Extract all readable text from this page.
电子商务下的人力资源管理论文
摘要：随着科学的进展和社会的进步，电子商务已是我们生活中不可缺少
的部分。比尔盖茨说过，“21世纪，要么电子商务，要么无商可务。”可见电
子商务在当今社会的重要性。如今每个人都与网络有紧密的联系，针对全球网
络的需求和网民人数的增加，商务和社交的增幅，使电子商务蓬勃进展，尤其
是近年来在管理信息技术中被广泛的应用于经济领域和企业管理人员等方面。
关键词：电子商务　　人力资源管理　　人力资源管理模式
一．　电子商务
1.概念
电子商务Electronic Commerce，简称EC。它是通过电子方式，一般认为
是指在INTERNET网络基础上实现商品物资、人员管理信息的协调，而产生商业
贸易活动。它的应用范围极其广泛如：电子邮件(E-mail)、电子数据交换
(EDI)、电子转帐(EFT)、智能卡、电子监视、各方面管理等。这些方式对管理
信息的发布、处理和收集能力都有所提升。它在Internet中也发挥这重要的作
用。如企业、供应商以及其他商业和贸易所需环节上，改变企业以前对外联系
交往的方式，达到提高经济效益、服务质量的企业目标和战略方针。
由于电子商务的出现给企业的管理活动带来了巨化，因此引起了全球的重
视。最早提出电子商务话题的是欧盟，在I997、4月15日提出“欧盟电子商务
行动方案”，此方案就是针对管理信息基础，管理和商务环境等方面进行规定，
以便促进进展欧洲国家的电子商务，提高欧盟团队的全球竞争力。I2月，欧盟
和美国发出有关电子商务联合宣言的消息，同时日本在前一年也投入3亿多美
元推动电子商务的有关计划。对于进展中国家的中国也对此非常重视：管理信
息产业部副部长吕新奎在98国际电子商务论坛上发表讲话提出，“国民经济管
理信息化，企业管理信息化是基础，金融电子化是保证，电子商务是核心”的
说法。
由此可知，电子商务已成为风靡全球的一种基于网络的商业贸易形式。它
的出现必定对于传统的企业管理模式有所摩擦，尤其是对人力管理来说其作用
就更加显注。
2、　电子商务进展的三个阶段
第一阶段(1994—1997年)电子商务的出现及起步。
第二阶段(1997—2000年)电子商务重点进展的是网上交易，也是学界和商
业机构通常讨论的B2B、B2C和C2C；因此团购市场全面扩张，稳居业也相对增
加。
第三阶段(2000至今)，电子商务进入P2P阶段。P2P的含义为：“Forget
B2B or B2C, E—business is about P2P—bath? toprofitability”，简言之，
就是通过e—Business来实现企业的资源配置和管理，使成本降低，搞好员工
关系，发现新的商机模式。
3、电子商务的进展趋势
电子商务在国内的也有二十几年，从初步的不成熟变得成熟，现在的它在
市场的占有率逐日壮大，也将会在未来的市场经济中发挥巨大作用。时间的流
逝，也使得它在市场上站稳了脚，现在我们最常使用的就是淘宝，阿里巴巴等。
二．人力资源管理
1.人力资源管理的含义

——————

*What the task requires*:
Reproduce all of the entries word for word.

*Exercise result*:
Extract all readable text from this page.
电子商务下的人力资源管理论文
摘要：随着科学的进展和社会的进步，电子商务已是我们生活中不可缺少
的部分。比尔盖茨说过，“21世纪，要么电子商务，要么无商可务。”可见电
子商务在当今社会的重要性。如今每个人都与网络有紧密的联系，针对全球网
络的需求和网民人数的增加，商务和社交的增幅，使电子商务蓬勃进展，尤其
是近年来在管理信息技术中被广泛的应用于经济领域和企业管理人员等方面。
关键词：电子商务　　人力资源管理　　人力资源管理模式
一．　电子商务
1.概念
电子商务Electronic Commerce，简称EC。它是通过电子方式，一般认为
是指在INTERNET网络基础上实现商品物资、人员管理信息的协调，而产生商业
贸易活动。它的应用范围极其广泛如：电子邮件(E-mail)、电子数据交换
(EDI)、电子转帐(EFT)、智能卡、电子监视、各方面管理等。这些方式对管理
信息的发布、处理和收集能力都有所提升。它在Internet中也发挥这重要的作
用。如企业、供应商以及其他商业和贸易所需环节上，改变企业以前对外联系
交往的方式，达到提高经济效益、服务质量的企业目标和战略方针。
由于电子商务的出现给企业的管理活动带来了巨化，因此引起了全球的重
视。最早提出电子商务话题的是欧盟，在I997、4月15日提出“欧盟电子商务
行动方案”，此方案就是针对管理信息基础，管理和商务环境等方面进行规定，
以便促进进展欧洲国家的电子商务，提高欧盟团队的全球竞争力。I2月，欧盟
和美国发出有关电子商务联合宣言的消息，同时日本在前一年也投入3亿多美
元推动电子商务的有关计划。对于进展中国家的中国也对此非常重视：管理信
息产业部副部长吕新奎在98国际电子商务论坛上发表讲话提出，“国民经济管
理信息化，企业管理信息化是基础，金融电子化是保证，电子商务是核心”的
说法。
由此可知，电子商务已成为风靡全球的一种基于网络的商业贸易形式。它
的出现必定对于传统的企业管理模式有所摩擦，尤其是对人力管理来说其作用
就更加显注。
2、　电子商务进展的三个阶段
第一阶段(1994—1997年)电子商务的出现及起步。
第二阶段(1997—2000年)电子商务重点进展的是网上交易，也是学界和商
业机构通常讨论的B2B、B2C和C2C；因此团购市场全面扩张，稳居业也相对增
加。
第三阶段(2000至今)，电子商务进入P2P阶段。P2P的含义为：“Forget
B2B or B2C, E—business is about P2P—bath? toprofitability”，简言之，
就是通过e—Business来实现企业的资源配置和管理，使成本降低，搞好员工
关系，发现新的商机模式。
3、电子商务的进展趋势
电子商务在国内的也有二十几年，从初步的不成熟变得成熟，现在的它在
市场的占有率逐日壮大，也将会在未来的市场经济中发挥巨大作用。时间的流
逝，也使得它在市场上站稳了脚，现在我们最常使用的就是淘宝，阿里巴巴等。
二．人力资源管理
1.人力资源管理的含义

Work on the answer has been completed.